[Stored records]
☆ ☆ ☆ ☆
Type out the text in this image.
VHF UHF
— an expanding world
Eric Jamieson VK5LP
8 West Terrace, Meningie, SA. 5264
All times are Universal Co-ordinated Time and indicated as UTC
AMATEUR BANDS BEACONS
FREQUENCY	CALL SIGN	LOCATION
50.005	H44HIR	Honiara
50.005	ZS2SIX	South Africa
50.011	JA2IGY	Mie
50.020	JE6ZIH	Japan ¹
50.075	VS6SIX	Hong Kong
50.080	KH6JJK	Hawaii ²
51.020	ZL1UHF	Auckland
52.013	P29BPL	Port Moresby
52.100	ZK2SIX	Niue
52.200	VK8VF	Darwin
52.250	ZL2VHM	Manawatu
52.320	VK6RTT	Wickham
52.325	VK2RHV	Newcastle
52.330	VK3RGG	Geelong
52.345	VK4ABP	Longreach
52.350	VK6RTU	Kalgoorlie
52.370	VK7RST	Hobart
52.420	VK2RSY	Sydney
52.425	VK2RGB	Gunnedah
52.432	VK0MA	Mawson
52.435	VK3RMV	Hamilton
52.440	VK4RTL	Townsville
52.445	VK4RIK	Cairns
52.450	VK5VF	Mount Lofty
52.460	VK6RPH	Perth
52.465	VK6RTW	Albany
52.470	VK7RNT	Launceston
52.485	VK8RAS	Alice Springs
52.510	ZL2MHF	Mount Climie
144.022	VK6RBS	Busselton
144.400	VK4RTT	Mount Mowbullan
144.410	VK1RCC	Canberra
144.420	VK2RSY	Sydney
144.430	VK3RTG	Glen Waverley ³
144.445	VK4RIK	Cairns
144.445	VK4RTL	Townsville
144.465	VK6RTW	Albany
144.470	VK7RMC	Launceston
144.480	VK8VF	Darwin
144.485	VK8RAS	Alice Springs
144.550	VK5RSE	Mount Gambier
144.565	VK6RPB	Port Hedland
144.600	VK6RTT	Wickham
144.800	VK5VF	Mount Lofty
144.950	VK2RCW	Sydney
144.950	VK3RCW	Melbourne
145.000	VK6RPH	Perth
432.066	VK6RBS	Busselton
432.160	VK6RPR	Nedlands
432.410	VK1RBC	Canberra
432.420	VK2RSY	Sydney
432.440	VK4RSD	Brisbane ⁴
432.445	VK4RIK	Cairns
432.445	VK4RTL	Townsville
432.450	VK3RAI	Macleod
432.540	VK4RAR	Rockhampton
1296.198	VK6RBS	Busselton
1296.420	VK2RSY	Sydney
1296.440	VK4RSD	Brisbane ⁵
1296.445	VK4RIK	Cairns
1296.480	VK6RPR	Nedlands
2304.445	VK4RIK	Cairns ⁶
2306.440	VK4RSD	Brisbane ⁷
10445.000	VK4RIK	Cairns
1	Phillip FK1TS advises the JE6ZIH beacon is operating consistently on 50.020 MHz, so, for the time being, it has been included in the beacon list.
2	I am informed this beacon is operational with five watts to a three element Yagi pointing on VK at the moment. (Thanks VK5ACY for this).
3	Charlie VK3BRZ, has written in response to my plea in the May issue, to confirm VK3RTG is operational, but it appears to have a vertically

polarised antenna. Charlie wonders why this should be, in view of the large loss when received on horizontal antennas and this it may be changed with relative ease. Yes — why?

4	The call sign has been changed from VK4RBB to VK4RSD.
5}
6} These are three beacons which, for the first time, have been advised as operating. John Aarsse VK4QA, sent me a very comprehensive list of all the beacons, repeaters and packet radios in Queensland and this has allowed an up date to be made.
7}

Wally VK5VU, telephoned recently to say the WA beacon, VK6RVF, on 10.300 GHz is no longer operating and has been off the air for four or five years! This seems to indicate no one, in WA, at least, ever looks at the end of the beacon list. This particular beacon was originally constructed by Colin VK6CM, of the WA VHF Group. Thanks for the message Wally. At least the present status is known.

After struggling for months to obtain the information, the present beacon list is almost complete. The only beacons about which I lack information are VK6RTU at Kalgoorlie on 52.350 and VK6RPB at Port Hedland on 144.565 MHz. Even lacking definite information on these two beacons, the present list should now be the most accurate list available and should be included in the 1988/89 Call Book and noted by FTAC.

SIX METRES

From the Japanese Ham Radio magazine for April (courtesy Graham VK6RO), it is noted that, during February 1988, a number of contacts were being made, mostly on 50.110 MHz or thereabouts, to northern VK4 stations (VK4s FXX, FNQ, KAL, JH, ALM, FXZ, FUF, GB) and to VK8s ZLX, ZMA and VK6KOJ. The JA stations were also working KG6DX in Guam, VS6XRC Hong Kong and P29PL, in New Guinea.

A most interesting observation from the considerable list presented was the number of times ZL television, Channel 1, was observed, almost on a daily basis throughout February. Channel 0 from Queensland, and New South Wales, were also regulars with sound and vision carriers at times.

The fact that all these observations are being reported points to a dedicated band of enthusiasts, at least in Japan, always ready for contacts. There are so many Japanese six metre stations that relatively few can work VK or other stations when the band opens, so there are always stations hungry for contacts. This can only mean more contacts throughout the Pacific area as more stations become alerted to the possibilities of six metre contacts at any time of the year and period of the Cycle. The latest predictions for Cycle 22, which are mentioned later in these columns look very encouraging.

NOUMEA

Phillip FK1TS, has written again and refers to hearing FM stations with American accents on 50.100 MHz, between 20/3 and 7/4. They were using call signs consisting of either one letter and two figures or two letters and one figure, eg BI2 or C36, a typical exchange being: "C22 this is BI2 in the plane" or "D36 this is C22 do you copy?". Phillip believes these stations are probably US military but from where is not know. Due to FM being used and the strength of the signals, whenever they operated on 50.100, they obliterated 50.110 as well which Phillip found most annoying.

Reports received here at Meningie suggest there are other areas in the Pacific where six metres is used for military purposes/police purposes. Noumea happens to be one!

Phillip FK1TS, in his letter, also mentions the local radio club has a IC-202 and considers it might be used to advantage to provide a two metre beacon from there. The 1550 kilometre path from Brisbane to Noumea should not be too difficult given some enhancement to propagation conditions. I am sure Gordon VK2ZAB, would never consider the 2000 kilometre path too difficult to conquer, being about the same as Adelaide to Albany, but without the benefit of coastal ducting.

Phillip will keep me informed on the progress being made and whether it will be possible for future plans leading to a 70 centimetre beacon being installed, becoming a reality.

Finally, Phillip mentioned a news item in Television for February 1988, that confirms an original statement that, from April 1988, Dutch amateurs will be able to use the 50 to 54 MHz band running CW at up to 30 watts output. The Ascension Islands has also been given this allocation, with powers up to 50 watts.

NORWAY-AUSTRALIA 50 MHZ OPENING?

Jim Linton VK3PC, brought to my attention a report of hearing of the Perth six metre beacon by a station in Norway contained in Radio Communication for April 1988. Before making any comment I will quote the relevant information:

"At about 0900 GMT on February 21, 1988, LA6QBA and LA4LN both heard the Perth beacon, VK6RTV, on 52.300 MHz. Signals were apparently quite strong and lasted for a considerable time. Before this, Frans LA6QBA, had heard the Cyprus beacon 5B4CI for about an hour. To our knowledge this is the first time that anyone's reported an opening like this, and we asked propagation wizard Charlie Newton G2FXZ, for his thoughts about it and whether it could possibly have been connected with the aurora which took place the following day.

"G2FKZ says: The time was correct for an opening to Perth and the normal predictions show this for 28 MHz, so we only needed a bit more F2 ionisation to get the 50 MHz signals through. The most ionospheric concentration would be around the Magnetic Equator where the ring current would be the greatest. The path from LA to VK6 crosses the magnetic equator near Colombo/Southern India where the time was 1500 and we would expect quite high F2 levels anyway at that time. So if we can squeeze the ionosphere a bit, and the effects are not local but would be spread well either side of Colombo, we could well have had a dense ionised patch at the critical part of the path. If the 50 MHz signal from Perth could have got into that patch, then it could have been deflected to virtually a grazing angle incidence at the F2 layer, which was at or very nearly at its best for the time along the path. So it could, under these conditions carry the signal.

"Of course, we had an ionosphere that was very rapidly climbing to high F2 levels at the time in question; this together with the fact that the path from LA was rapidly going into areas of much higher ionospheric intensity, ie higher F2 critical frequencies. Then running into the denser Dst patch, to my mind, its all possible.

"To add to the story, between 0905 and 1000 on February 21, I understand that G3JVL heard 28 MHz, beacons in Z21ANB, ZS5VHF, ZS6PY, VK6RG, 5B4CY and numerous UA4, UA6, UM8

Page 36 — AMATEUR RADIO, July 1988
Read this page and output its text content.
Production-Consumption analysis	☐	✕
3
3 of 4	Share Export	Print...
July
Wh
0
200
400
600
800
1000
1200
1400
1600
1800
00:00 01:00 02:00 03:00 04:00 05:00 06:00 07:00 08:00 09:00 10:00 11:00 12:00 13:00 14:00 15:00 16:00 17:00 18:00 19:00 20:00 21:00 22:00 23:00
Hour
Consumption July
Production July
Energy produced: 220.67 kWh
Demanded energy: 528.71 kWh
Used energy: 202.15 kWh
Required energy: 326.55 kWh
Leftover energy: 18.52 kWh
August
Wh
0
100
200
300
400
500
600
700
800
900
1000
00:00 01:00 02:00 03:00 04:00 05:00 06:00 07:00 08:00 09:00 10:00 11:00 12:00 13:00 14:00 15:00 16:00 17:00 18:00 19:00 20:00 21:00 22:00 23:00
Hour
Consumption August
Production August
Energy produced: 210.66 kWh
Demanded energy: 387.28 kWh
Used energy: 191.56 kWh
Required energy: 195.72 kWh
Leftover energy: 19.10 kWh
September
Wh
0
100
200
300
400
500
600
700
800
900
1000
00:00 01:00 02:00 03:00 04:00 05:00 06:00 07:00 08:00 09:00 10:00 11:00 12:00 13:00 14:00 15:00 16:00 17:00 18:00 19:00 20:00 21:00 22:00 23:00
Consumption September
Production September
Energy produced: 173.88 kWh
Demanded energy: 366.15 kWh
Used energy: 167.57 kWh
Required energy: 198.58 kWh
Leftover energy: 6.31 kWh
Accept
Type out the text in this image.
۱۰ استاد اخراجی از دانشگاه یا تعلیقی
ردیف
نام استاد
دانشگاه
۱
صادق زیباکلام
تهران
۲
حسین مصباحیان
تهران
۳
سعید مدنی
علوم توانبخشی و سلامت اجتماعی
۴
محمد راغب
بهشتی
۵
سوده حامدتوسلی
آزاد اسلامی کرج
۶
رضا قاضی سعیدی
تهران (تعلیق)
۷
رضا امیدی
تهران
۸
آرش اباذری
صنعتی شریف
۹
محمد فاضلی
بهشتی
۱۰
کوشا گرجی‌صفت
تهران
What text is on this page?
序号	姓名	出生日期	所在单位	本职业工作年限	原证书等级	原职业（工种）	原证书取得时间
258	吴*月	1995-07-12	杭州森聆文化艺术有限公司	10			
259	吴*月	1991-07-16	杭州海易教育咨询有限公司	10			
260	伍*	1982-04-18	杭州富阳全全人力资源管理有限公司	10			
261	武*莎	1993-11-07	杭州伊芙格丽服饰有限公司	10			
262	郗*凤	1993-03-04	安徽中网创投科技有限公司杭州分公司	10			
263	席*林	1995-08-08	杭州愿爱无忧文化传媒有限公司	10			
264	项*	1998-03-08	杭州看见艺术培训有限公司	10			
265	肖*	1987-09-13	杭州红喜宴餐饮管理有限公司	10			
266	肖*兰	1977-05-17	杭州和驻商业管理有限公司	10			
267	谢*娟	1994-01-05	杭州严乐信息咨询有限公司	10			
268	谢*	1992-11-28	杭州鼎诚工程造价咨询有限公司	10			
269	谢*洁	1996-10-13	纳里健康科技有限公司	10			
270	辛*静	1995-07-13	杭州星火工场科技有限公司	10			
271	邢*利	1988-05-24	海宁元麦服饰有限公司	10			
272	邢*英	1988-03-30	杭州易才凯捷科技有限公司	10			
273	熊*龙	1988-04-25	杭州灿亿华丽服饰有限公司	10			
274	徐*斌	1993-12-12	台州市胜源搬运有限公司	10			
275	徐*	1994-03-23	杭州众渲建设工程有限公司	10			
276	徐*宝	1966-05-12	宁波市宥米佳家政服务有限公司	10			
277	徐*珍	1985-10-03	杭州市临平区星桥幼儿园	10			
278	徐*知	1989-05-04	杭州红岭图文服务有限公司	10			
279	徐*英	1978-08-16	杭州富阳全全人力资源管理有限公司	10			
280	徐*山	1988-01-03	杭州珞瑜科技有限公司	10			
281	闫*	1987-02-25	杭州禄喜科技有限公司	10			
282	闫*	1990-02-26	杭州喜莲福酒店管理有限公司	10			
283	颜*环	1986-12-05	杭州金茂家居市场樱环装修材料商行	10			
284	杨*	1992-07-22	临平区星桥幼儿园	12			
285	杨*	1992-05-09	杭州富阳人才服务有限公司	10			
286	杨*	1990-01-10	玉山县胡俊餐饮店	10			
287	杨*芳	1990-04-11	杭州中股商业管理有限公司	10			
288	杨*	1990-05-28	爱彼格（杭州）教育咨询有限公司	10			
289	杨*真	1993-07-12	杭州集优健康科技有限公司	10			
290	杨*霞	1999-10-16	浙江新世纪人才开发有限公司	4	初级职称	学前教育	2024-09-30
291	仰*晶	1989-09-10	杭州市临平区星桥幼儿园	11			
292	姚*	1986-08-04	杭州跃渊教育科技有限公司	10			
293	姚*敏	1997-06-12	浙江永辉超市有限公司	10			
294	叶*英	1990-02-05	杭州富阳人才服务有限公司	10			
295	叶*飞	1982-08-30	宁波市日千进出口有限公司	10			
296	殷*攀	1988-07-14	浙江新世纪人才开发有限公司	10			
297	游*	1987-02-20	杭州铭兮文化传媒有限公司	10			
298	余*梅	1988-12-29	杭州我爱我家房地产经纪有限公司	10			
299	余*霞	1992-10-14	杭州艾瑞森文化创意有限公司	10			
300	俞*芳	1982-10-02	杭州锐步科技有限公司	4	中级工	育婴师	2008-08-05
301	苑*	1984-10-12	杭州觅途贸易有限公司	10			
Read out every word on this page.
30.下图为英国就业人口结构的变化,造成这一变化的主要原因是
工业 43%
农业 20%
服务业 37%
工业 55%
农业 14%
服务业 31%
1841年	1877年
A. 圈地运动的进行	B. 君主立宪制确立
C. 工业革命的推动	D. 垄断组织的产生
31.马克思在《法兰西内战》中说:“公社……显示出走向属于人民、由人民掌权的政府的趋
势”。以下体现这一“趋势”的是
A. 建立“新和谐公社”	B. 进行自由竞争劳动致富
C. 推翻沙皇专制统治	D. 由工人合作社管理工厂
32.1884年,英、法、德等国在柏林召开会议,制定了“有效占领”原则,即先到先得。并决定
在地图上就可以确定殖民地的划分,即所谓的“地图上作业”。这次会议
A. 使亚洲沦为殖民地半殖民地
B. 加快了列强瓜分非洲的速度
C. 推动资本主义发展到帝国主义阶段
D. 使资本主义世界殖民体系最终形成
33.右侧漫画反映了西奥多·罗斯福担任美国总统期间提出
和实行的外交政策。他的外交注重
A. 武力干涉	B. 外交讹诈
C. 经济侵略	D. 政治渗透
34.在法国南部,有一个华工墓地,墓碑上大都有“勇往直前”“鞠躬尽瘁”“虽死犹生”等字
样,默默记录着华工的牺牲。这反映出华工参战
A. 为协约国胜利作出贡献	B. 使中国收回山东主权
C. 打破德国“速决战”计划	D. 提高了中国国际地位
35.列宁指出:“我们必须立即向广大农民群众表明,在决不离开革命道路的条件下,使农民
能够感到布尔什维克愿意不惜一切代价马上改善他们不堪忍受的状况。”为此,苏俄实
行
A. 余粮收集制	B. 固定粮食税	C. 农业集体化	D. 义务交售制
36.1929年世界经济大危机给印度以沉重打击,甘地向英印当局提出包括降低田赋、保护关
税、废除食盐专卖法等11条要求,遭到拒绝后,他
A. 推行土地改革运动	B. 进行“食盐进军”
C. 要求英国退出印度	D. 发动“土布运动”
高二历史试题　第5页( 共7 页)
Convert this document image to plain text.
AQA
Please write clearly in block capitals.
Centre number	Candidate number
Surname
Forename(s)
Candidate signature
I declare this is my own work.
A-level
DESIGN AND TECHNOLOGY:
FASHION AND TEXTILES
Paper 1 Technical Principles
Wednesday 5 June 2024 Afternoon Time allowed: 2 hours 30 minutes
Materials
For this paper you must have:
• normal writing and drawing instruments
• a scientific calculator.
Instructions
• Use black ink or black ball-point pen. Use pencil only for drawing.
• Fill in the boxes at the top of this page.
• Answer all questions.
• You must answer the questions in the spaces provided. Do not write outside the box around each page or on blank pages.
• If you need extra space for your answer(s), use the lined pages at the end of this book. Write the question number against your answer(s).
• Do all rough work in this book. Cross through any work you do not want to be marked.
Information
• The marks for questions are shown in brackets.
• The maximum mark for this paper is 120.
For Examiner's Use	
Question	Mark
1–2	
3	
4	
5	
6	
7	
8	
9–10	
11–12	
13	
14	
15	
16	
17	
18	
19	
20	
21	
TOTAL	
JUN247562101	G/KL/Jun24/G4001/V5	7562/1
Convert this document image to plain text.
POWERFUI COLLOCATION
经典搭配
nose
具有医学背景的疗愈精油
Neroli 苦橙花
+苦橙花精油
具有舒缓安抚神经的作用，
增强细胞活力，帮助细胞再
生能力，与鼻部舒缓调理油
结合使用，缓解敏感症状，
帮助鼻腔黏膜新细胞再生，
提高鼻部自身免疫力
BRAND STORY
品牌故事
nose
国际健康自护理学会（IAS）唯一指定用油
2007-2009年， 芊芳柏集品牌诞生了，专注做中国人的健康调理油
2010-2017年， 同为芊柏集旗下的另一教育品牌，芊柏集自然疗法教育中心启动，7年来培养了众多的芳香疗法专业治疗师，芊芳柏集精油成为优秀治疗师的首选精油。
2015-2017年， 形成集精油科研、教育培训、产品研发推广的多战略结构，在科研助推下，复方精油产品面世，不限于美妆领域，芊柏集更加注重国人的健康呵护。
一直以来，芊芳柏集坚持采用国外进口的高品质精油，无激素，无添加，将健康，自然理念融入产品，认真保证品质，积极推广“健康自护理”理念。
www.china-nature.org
☆ ☆ ☆ ☆
● WHAT IS REQUIRED
Locate the word "Before" in the data above. Copy every line carrying it.

● SOLUTION BELOW
Jim Linton VK3PC, brought to my attention a report of hearing of the Perth six metre beacon by a station in Norway contained in Radio Communication for April 1988. Before making any comment I will quote the relevant information:
"At about 0900 GMT on February 21, 1988, LA6QBA and LA4LN both heard the Perth beacon, VK6RTV, on 52.300 MHz. Signals were apparently quite strong and lasted for a considerable time. Before this, Frans LA6QBA, had heard the Cyprus beacon 5B4CI for about an hour. To our knowledge this is the first time that anyone's reported an opening like this, and we asked propagation wizard Charlie Newton G2FXZ, for his thoughts about it and whether it could possibly have been connected with the aurora which took place the following day.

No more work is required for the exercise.